TASK STATEMENT:
Don't copy the pictures; return every other part of the records exactly.

^^^^

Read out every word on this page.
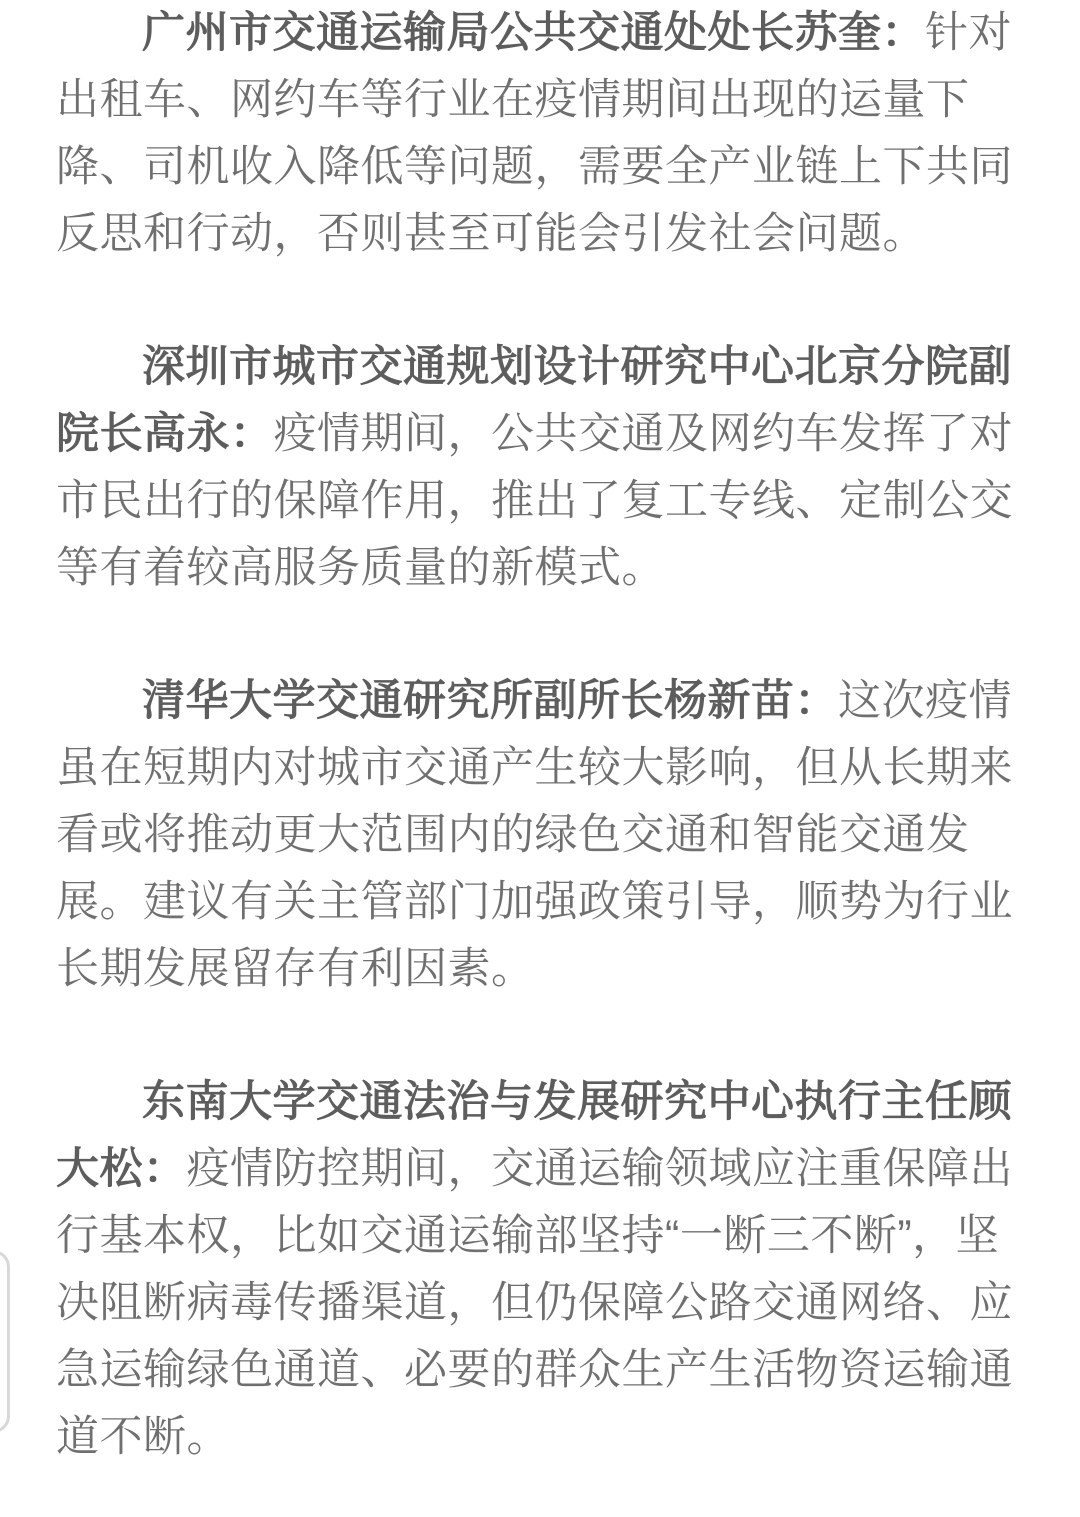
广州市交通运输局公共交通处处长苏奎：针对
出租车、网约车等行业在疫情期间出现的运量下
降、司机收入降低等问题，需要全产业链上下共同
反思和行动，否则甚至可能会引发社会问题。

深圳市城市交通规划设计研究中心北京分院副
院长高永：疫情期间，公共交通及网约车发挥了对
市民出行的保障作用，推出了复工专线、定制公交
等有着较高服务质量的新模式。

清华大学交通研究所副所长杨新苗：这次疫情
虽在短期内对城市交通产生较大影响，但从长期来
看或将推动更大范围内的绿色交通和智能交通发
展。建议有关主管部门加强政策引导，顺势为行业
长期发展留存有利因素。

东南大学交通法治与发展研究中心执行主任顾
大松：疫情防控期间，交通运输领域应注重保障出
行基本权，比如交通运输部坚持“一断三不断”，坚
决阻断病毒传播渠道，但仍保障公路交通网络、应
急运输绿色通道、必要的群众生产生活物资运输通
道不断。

^^^^

SOLUTION TO THIS TASK:
Read out every word on this page.
广州市交通运输局公共交通处处长苏奎：针对
出租车、网约车等行业在疫情期间出现的运量下
降、司机收入降低等问题，需要全产业链上下共同
反思和行动，否则甚至可能会引发社会问题。

深圳市城市交通规划设计研究中心北京分院副
院长高永：疫情期间，公共交通及网约车发挥了对
市民出行的保障作用，推出了复工专线、定制公交
等有着较高服务质量的新模式。

清华大学交通研究所副所长杨新苗：这次疫情
虽在短期内对城市交通产生较大影响，但从长期来
看或将推动更大范围内的绿色交通和智能交通发
展。建议有关主管部门加强政策引导，顺势为行业
长期发展留存有利因素。

东南大学交通法治与发展研究中心执行主任顾
大松：疫情防控期间，交通运输领域应注重保障出
行基本权，比如交通运输部坚持“一断三不断”，坚
决阻断病毒传播渠道，但仍保障公路交通网络、应
急运输绿色通道、必要的群众生产生活物资运输通
道不断。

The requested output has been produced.